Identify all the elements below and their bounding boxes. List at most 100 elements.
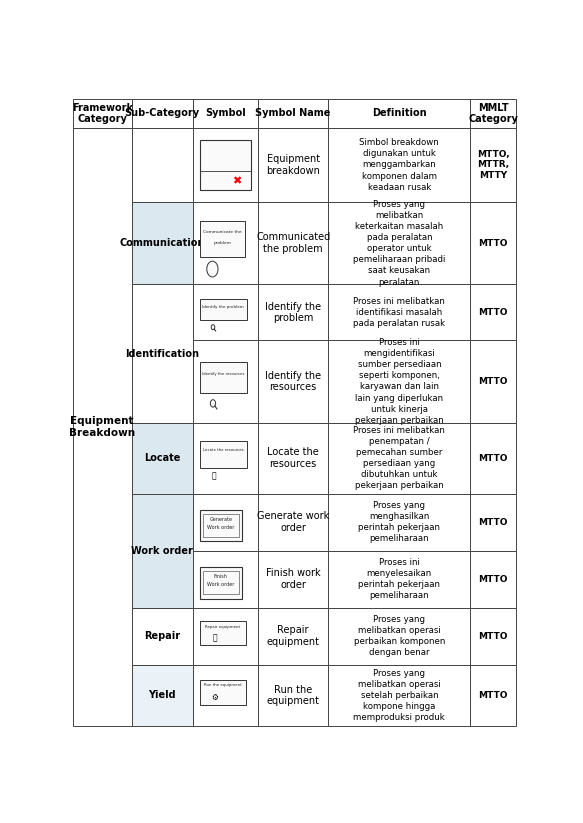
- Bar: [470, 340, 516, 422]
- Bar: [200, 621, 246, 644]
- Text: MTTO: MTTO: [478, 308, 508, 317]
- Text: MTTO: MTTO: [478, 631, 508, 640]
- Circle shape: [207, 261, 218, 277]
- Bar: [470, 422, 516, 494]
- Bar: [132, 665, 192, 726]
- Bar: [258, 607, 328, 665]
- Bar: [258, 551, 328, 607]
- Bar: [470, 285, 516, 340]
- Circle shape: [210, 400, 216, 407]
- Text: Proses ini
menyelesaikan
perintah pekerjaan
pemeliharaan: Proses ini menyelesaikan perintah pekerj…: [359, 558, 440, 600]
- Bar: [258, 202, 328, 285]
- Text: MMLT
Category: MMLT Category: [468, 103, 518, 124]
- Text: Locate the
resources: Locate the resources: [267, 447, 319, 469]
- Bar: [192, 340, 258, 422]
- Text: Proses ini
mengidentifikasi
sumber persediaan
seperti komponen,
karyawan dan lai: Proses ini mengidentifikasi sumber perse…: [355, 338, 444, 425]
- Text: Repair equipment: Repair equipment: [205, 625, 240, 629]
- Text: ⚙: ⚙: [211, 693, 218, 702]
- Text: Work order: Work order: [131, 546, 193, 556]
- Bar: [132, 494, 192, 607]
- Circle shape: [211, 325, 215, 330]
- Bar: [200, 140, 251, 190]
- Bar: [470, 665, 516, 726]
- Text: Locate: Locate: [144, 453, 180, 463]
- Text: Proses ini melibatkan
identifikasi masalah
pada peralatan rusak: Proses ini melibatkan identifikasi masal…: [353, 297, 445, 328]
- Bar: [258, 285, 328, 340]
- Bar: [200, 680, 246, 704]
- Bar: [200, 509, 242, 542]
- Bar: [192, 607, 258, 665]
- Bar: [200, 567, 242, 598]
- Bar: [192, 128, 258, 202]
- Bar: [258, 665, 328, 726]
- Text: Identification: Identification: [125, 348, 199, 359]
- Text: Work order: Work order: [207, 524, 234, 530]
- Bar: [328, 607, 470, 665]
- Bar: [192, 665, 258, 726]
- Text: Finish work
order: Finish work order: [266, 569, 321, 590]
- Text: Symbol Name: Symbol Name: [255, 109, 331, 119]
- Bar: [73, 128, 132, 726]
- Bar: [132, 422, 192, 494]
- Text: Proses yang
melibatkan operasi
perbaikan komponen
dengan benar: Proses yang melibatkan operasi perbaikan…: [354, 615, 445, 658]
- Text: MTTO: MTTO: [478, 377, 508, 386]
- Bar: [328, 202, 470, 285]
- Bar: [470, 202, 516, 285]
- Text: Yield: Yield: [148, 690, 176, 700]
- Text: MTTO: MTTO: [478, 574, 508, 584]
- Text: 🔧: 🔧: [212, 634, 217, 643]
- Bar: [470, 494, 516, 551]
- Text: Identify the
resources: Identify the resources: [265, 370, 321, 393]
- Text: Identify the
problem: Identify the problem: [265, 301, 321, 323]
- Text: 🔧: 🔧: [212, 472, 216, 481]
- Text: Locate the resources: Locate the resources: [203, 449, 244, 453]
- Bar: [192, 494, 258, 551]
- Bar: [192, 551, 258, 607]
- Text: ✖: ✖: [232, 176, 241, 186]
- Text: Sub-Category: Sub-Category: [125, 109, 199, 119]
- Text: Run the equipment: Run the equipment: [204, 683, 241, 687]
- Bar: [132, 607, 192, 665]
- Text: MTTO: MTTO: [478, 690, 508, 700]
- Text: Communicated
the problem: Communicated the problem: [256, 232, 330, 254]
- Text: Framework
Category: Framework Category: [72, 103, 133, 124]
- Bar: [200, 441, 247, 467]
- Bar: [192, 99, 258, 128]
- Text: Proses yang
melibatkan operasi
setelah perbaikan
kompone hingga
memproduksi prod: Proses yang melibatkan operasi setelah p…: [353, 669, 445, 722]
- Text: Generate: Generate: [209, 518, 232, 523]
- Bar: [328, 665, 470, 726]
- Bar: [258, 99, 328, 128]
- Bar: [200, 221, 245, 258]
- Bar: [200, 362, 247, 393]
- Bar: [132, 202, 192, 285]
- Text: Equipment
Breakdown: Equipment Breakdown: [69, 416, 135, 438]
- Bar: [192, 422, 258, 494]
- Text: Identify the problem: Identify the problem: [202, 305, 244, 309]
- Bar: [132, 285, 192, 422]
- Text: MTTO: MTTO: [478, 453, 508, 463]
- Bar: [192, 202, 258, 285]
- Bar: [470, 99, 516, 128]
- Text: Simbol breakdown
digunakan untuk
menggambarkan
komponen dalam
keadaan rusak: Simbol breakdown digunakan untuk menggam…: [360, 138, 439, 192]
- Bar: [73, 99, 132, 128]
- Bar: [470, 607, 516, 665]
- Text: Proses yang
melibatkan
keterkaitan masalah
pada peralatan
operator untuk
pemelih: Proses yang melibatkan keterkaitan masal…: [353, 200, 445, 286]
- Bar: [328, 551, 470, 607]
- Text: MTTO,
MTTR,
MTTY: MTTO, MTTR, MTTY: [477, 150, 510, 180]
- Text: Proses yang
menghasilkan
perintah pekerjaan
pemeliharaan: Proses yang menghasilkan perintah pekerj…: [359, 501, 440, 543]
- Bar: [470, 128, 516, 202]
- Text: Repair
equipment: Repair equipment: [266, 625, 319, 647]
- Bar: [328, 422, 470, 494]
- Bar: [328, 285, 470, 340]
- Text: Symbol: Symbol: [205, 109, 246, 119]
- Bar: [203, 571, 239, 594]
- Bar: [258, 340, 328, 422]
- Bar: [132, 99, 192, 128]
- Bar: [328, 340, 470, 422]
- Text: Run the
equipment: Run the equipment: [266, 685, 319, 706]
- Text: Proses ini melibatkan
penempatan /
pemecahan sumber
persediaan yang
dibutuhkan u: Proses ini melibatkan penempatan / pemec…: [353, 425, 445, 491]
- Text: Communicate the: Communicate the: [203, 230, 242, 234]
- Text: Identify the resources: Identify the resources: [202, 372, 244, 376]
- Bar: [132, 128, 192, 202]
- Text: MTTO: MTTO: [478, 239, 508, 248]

◇ ◇ ◇ ◇

INSTRUCTIONS TO FOLLOW
Express every line of the rows above as a JSON list of strings, one string per line, with blank lines skipped and the pictures left out.

EXERCISE ANSWER
[
  "Identify all the elements below and their bounding boxes. List at most 100 elements.",
  "- Bar: [470, 340, 516, 422]",
  "- Bar: [200, 621, 246, 644]",
  "- Text: MTTO: MTTO: [478, 308, 508, 317]",
  "- Text: MTTO: MTTO: [478, 631, 508, 640]",
  "- Circle shape: [207, 261, 218, 277]",
  "- Bar: [470, 422, 516, 494]",
  "- Bar: [132, 665, 192, 726]",
  "- Bar: [258, 607, 328, 665]",
  "- Bar: [258, 551, 328, 607]",
  "- Bar: [470, 285, 516, 340]",
  "- Circle shape: [210, 400, 216, 407]",
  "- Text: Proses ini",
  "menyelesaikan",
  "perintah pekerjaan",
  "pemeliharaan: Proses ini menyelesaikan perintah pekerj…: [359, 558, 440, 600]",
  "- Bar: [258, 202, 328, 285]",
  "- Text: MMLT",
  "Category: MMLT Category: [468, 103, 518, 124]",
  "- Text: Locate the",
  "resources: Locate the resources: [267, 447, 319, 469]",
  "- Bar: [192, 340, 258, 422]",
  "- Text: Proses ini",
  "mengidentifikasi",
  "sumber persediaan",
  "seperti komponen,",
  "karyawan dan lai: Proses ini mengidentifikasi sumber perse…: [355, 338, 444, 425]",
  "- Text: Repair equipment: Repair equipment: [205, 625, 240, 629]",
  "- Text: ⚙: ⚙: [211, 693, 218, 702]",
  "- Text: Work order: Work order: [131, 546, 193, 556]",
  "- Bar: [132, 494, 192, 607]",
  "- Circle shape: [211, 325, 215, 330]",
  "- Bar: [200, 140, 251, 190]",
  "- Bar: [470, 665, 516, 726]",
  "- Text: Locate: Locate: [144, 453, 180, 463]",
  "- Text: Proses ini melibatkan",
  "identifikasi masalah",
  "pada peralatan rusak: Proses ini melibatkan identifikasi masal…: [353, 297, 445, 328]",
  "- Bar: [258, 285, 328, 340]",
  "- Bar: [200, 680, 246, 704]",
  "- Bar: [200, 509, 242, 542]",
  "- Bar: [192, 607, 258, 665]",
  "- Bar: [200, 567, 242, 598]",
  "- Bar: [192, 128, 258, 202]",
  "- Bar: [258, 665, 328, 726]",
  "- Text: Identification: Identification: [125, 348, 199, 359]",
  "- Text: Work order: Work order: [207, 524, 234, 530]",
  "- Bar: [328, 607, 470, 665]",
  "- Bar: [192, 665, 258, 726]",
  "- Text: Finish work",
  "order: Finish work order: [266, 569, 321, 590]",
  "- Text: Symbol Name: Symbol Name: [255, 109, 331, 119]",
  "- Bar: [73, 128, 132, 726]",
  "- Bar: [132, 422, 192, 494]",
  "- Text: Proses yang",
  "melibatkan operasi",
  "perbaikan komponen",
  "dengan benar: Proses yang melibatkan operasi perbaikan…: [354, 615, 445, 658]",
  "- Text: MTTO: MTTO: [478, 377, 508, 386]",
  "- Bar: [328, 202, 470, 285]",
  "- Bar: [470, 202, 516, 285]",
  "- Text: Yield: Yield: [148, 690, 176, 700]",
  "- Text: MTTO: MTTO: [478, 574, 508, 584]",
  "- Text: 🔧: 🔧: [212, 634, 217, 643]",
  "- Bar: [470, 494, 516, 551]",
  "- Text: Identify the",
  "resources: Identify the resources: [265, 370, 321, 393]",
  "- Text: Identify the",
  "problem: Identify the problem: [265, 301, 321, 323]",
  "- Text: 🔧: 🔧: [212, 472, 216, 481]",
  "- Text: Locate the resources: Locate the resources: [203, 449, 244, 453]",
  "- Bar: [192, 494, 258, 551]",
  "- Bar: [192, 551, 258, 607]",
  "- Text: ✖: ✖: [232, 176, 241, 186]",
  "- Text: Sub-Category: Sub-Category: [125, 109, 199, 119]",
  "- Text: Run the equipment: Run the equipment: [204, 683, 241, 687]",
  "- Bar: [132, 607, 192, 665]",
  "- Text: MTTO: MTTO: [478, 690, 508, 700]",
  "- Text: Communicated",
  "the problem: Communicated the problem: [256, 232, 330, 254]",
  "- Text: Framework",
  "Category: Framework Category: [72, 103, 133, 124]",
  "- Bar: [200, 441, 247, 467]",
  "- Bar: [192, 99, 258, 128]",
  "- Text: Proses yang",
  "melibatkan operasi",
  "setelah perbaikan",
  "kompone hingga",
  "memproduksi prod: Proses yang melibatkan operasi setelah p…: [353, 669, 445, 722]",
  "- Text: Generate: Generate: [209, 518, 232, 523]",
  "- Bar: [328, 665, 470, 726]",
  "- Bar: [258, 99, 328, 128]",
  "- Bar: [200, 221, 245, 258]",
  "- Bar: [200, 362, 247, 393]",
  "- Bar: [132, 202, 192, 285]",
  "- Text: Equipment",
  "Breakdown: Equipment Breakdown: [69, 416, 135, 438]",
  "- Bar: [192, 422, 258, 494]",
  "- Text: Identify the problem: Identify the problem: [202, 305, 244, 309]",
  "- Bar: [132, 285, 192, 422]",
  "- Text: MTTO: MTTO: [478, 453, 508, 463]",
  "- Bar: [192, 202, 258, 285]",
  "- Bar: [470, 99, 516, 128]",
  "- Text: Simbol breakdown",
  "digunakan untuk",
  "menggambarkan",
  "komponen dalam",
  "keadaan rusak: Simbol breakdown digunakan untuk menggam…: [360, 138, 439, 192]",
  "- Bar: [73, 99, 132, 128]",
  "- Bar: [470, 607, 516, 665]",
  "- Text: Proses yang",
  "melibatkan",
  "keterkaitan masalah",
  "pada peralatan",
  "operator untuk",
  "pemelih: Proses yang melibatkan keterkaitan masal…: [353, 200, 445, 286]",
  "- Bar: [328, 551, 470, 607]",
  "- Text: MTTO,",
  "MTTR,",
  "MTTY: MTTO, MTTR, MTTY: [477, 150, 510, 180]",
  "- Text: Proses yang",
  "menghasilkan",
  "perintah pekerjaan",
  "pemeliharaan: Proses yang menghasilkan perintah pekerj…: [359, 501, 440, 543]",
  "- Bar: [470, 128, 516, 202]",
  "- Text: Repair",
  "equipment: Repair equipment: [266, 625, 319, 647]",
  "- Bar: [328, 422, 470, 494]",
  "- Bar: [328, 285, 470, 340]",
  "- Text: Symbol: Symbol: [205, 109, 246, 119]",
  "- Bar: [203, 571, 239, 594]",
  "- Bar: [258, 340, 328, 422]",
  "- Bar: [132, 99, 192, 128]",
  "- Bar: [328, 340, 470, 422]",
  "- Text: Run the",
  "equipment: Run the equipment: [266, 685, 319, 706]",
  "- Text: Proses ini melibatkan",
  "penempatan /",
  "pemecahan sumber",
  "persediaan yang",
  "dibutuhkan u: Proses ini melibatkan penempatan / pemec…: [353, 425, 445, 491]",
  "- Text: Communicate the: Communicate the: [203, 230, 242, 234]",
  "- Text: Identify the resources: Identify the resources: [202, 372, 244, 376]",
  "- Bar: [132, 128, 192, 202]",
  "- Text: MTTO: MTTO: [478, 239, 508, 248]"
]